▶ _Task prompt_:
Using the data beneath, show every line that includes the word "latency".

▶ _Source material_:
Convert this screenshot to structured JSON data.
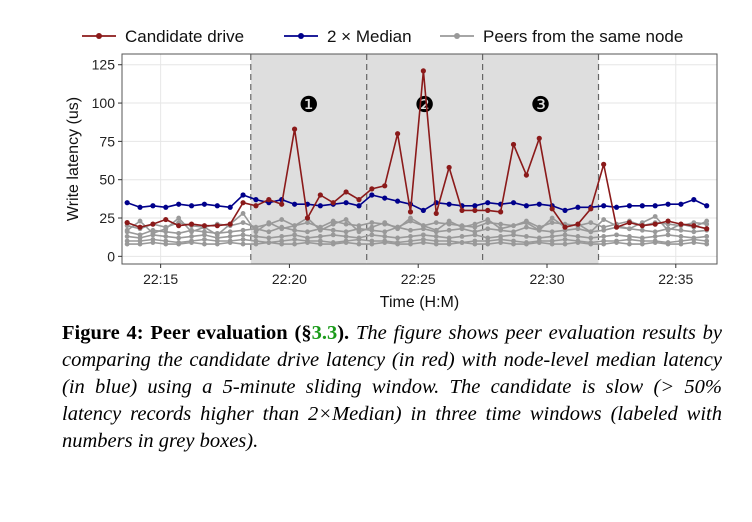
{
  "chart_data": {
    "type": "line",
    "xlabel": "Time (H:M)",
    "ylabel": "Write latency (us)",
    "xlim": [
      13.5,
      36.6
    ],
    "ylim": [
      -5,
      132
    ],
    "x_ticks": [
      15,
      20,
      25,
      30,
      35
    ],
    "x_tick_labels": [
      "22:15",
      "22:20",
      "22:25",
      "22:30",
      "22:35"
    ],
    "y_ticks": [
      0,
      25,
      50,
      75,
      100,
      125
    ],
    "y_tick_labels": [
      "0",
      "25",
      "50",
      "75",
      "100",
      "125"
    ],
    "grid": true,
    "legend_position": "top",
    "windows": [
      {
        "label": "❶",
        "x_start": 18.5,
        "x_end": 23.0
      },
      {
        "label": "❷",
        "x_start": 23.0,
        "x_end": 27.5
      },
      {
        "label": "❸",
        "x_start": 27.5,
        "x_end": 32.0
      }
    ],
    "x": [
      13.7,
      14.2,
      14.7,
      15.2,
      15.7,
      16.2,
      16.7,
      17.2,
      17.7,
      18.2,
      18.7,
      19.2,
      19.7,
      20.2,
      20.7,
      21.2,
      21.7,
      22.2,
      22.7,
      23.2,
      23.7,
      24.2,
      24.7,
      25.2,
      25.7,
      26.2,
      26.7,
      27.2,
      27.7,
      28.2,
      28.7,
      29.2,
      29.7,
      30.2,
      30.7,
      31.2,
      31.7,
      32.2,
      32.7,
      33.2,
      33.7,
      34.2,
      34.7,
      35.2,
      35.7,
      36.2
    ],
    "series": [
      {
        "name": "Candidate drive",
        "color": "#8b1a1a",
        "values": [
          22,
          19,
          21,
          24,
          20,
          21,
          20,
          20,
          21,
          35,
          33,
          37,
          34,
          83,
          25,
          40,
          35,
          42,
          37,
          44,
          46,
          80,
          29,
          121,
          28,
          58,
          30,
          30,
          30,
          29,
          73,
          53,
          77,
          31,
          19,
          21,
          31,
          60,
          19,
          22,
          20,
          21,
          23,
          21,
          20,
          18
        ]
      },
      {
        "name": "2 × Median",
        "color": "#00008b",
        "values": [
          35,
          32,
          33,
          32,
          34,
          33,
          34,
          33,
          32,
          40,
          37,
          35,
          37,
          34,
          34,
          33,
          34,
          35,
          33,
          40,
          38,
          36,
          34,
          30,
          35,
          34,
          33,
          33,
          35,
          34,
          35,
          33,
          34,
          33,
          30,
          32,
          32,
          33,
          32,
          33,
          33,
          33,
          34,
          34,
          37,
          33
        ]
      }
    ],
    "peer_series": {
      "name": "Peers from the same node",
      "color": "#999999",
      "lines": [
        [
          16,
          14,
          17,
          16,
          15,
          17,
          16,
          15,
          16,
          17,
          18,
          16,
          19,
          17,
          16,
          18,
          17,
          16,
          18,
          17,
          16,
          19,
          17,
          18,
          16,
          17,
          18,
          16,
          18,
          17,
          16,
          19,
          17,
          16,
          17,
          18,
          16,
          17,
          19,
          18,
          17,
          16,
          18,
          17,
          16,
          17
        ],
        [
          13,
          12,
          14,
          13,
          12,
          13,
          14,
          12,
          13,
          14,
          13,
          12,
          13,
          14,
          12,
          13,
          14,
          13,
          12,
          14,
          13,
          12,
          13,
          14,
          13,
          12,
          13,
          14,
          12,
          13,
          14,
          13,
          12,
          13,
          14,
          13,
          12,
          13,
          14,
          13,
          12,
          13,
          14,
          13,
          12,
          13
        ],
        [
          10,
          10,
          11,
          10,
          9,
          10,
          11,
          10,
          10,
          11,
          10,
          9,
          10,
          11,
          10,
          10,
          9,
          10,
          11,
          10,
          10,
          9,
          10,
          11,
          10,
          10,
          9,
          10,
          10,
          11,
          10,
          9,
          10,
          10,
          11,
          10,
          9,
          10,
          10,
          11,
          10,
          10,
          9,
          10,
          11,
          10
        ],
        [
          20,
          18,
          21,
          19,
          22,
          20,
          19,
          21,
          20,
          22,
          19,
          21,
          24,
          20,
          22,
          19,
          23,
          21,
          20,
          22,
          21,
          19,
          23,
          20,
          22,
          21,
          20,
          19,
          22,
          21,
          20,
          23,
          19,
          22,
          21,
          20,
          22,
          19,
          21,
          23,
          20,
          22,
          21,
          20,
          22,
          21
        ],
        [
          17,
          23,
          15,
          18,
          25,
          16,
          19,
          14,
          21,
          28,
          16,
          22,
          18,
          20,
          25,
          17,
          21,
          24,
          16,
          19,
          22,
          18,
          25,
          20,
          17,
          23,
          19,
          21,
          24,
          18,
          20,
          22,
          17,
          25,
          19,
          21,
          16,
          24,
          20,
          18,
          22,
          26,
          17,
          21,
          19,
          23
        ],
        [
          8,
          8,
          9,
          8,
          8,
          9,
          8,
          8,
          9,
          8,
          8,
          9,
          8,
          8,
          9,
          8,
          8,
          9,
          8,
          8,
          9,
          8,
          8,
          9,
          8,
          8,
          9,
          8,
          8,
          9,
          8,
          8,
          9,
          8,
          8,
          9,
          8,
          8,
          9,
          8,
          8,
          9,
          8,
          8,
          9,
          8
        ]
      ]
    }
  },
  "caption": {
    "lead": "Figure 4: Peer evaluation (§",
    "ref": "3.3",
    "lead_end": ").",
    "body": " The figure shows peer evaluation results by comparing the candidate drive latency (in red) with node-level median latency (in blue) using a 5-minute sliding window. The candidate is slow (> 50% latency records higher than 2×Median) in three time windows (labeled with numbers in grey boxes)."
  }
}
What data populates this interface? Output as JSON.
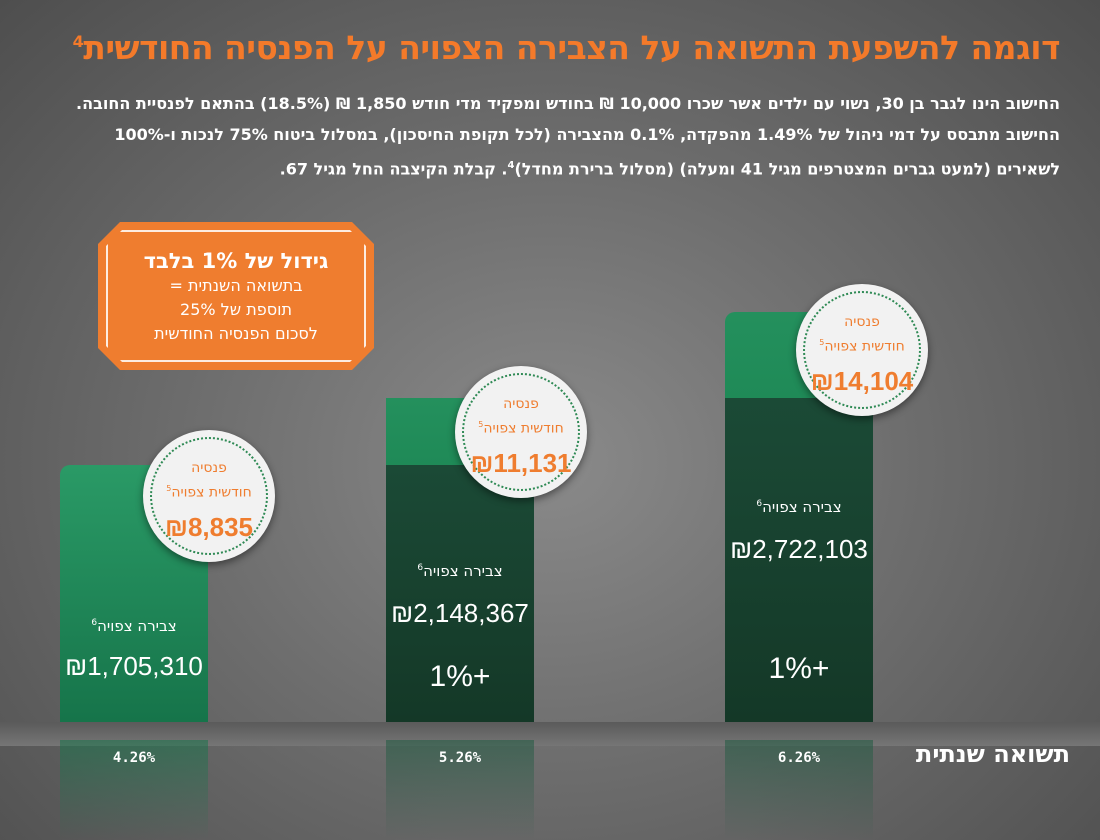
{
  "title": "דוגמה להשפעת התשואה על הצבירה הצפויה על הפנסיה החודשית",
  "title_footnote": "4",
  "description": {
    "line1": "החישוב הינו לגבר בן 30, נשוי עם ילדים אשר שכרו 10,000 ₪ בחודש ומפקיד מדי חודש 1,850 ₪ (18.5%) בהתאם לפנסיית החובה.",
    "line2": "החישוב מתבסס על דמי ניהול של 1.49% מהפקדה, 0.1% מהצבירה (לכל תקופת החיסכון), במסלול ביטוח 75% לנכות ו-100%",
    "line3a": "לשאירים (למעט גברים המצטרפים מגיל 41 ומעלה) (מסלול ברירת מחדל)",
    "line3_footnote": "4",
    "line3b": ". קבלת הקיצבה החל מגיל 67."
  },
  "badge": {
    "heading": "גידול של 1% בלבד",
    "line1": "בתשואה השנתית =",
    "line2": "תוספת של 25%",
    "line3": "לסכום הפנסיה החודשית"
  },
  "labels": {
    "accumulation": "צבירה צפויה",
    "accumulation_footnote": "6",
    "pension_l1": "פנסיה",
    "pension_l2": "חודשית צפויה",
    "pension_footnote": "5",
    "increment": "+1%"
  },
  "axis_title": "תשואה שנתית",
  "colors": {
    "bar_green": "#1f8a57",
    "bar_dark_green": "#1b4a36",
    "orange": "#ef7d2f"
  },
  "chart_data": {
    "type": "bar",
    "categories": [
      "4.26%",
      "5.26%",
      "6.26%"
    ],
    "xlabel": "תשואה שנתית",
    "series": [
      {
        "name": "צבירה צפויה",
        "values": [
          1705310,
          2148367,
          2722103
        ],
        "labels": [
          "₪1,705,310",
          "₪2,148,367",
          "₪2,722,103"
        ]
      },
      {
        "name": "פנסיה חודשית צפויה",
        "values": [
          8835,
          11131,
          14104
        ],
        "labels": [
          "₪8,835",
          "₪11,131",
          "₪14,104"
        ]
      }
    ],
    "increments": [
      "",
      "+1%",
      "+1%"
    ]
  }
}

▶ _Output of the task_:
    "ylabel": "Write latency (us)",
    "body": " The figure shows peer evaluation results by comparing the candidate drive latency (in red) with node-level median latency (in blue) using a 5-minute sliding window. The candidate is slow (> 50% latency records higher than 2×Median) in three time windows (labeled with numbers in grey boxes)."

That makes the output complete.